Pictures stay out; everything else in the records below is copied exactly.

[Excerpts from a figure dataset]
□ □ □

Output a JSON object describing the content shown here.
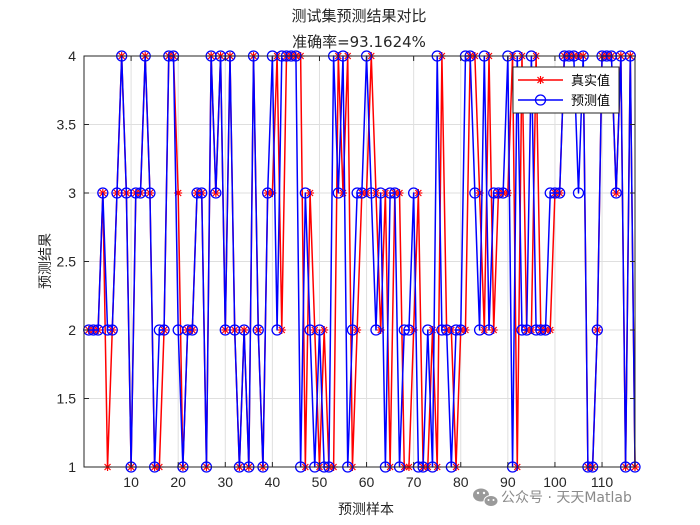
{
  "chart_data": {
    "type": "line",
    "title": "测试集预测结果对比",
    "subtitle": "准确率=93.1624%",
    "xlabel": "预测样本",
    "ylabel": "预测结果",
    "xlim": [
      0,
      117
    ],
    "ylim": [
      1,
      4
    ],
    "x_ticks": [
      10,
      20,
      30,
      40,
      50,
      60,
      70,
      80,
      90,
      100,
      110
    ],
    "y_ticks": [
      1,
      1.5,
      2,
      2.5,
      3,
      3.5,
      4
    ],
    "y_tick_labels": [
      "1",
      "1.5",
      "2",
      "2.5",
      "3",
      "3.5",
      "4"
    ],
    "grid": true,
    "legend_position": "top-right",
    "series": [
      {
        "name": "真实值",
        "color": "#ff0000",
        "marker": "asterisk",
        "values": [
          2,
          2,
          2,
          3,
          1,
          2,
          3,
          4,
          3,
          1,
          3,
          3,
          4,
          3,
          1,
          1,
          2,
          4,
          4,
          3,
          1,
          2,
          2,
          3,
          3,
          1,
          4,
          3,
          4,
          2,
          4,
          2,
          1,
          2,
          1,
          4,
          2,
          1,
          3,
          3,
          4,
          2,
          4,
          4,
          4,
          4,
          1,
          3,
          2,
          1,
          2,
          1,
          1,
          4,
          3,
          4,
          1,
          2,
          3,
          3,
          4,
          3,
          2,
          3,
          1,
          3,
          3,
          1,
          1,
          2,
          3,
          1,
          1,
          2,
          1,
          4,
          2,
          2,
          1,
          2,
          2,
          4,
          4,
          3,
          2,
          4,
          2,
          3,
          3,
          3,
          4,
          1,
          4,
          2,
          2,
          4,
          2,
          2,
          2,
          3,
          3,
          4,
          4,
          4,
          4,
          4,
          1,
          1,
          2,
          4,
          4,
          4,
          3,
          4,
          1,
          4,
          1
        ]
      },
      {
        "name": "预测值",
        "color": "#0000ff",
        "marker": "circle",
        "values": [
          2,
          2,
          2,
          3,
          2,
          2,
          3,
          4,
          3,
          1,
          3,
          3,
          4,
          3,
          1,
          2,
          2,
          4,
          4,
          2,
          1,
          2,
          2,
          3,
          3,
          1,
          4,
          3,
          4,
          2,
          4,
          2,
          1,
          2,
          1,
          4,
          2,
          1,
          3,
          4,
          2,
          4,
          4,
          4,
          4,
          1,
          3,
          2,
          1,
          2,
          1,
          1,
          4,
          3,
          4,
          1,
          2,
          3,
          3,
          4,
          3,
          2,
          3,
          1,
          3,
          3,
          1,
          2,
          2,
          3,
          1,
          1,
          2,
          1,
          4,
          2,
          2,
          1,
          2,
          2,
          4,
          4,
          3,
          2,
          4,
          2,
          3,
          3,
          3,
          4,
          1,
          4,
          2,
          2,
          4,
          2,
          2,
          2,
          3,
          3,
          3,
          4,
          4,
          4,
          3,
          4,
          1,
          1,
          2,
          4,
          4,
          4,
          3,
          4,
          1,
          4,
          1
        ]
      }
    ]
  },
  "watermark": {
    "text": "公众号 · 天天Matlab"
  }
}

□ □ □

• **FINAL RESULT**
Output a JSON object describing the content shown here.
{
  "chart_data": {
    "type": "line",
    "title": "测试集预测结果对比",
    "subtitle": "准确率=93.1624%",
    "xlabel": "预测样本",
    "ylabel": "预测结果",
    "xlim": [
      0,
      117
    ],
    "ylim": [
      1,
      4
    ],
    "x_ticks": [
      10,
      20,
      30,
      40,
      50,
      60,
      70,
      80,
      90,
      100,
      110
    ],
    "y_ticks": [
      1,
      1.5,
      2,
      2.5,
      3,
      3.5,
      4
    ],
    "y_tick_labels": [
      "1",
      "1.5",
      "2",
      "2.5",
      "3",
      "3.5",
      "4"
    ],
    "grid": true,
    "legend_position": "top-right",
    "series": [
      {
        "name": "真实值",
        "color": "#ff0000",
        "marker": "asterisk",
        "values": [
          2,
          2,
          2,
          3,
          1,
          2,
          3,
          4,
          3,
          1,
          3,
          3,
          4,
          3,
          1,
          1,
          2,
          4,
          4,
          3,
          1,
          2,
          2,
          3,
          3,
          1,
          4,
          3,
          4,
          2,
          4,
          2,
          1,
          2,
          1,
          4,
          2,
          1,
          3,
          3,
          4,
          2,
          4,
          4,
          4,
          4,
          1,
          3,
          2,
          1,
          2,
          1,
          1,
          4,
          3,
          4,
          1,
          2,
          3,
          3,
          4,
          3,
          2,
          3,
          1,
          3,
          3,
          1,
          1,
          2,
          3,
          1,
          1,
          2,
          1,
          4,
          2,
          2,
          1,
          2,
          2,
          4,
          4,
          3,
          2,
          4,
          2,
          3,
          3,
          3,
          4,
          1,
          4,
          2,
          2,
          4,
          2,
          2,
          2,
          3,
          3,
          4,
          4,
          4,
          4,
          4,
          1,
          1,
          2,
          4,
          4,
          4,
          3,
          4,
          1,
          4,
          1
        ]
      },
      {
        "name": "预测值",
        "color": "#0000ff",
        "marker": "circle",
        "values": [
          2,
          2,
          2,
          3,
          2,
          2,
          3,
          4,
          3,
          1,
          3,
          3,
          4,
          3,
          1,
          2,
          2,
          4,
          4,
          2,
          1,
          2,
          2,
          3,
          3,
          1,
          4,
          3,
          4,
          2,
          4,
          2,
          1,
          2,
          1,
          4,
          2,
          1,
          3,
          4,
          2,
          4,
          4,
          4,
          4,
          1,
          3,
          2,
          1,
          2,
          1,
          1,
          4,
          3,
          4,
          1,
          2,
          3,
          3,
          4,
          3,
          2,
          3,
          1,
          3,
          3,
          1,
          2,
          2,
          3,
          1,
          1,
          2,
          1,
          4,
          2,
          2,
          1,
          2,
          2,
          4,
          4,
          3,
          2,
          4,
          2,
          3,
          3,
          3,
          4,
          1,
          4,
          2,
          2,
          4,
          2,
          2,
          2,
          3,
          3,
          3,
          4,
          4,
          4,
          3,
          4,
          1,
          1,
          2,
          4,
          4,
          4,
          3,
          4,
          1,
          4,
          1
        ]
      }
    ]
  },
  "watermark": {
    "text": "公众号 · 天天Matlab"
  }
}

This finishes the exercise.